▸ The request
Using the data below, gather each line that includes the word "Thuringe".

(Dataset items)
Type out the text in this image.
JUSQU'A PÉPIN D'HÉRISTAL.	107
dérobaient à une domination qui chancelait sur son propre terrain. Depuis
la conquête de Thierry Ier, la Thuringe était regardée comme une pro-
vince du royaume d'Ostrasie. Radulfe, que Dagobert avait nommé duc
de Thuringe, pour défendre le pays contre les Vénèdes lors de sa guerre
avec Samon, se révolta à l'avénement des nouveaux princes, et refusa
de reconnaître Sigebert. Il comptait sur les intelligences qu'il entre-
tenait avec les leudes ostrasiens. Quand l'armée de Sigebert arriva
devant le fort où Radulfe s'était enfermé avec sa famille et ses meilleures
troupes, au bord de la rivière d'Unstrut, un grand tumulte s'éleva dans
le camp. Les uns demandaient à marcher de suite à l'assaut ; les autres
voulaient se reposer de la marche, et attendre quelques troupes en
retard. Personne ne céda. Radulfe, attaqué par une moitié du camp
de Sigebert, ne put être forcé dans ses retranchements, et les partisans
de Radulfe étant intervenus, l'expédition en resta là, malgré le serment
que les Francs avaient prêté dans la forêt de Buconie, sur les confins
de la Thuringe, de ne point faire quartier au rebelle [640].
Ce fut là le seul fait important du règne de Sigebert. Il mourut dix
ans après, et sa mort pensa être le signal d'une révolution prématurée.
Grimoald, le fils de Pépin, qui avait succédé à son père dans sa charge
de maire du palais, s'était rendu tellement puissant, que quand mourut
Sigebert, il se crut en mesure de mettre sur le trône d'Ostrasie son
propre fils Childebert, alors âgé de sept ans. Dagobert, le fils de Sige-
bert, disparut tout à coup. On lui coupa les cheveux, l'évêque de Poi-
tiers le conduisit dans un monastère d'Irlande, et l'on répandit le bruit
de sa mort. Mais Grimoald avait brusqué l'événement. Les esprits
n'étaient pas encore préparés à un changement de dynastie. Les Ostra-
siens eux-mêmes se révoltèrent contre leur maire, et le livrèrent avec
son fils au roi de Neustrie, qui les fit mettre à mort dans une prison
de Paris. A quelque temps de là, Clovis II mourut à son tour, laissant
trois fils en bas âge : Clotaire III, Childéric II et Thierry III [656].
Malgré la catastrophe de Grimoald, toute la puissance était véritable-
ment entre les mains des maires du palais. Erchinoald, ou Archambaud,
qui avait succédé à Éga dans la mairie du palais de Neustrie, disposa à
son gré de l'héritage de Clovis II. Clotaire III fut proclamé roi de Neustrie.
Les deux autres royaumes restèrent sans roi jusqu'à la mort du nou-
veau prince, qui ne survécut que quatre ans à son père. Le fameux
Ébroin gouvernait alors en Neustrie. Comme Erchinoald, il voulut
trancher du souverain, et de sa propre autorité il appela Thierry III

▸ Solution for this task
la conquête de Thierry Ier, la Thuringe était regardée comme une pro-
de Thuringe, pour défendre le pays contre les Vénèdes lors de sa guerre
de la Thuringe, de ne point faire quartier au rebelle [640].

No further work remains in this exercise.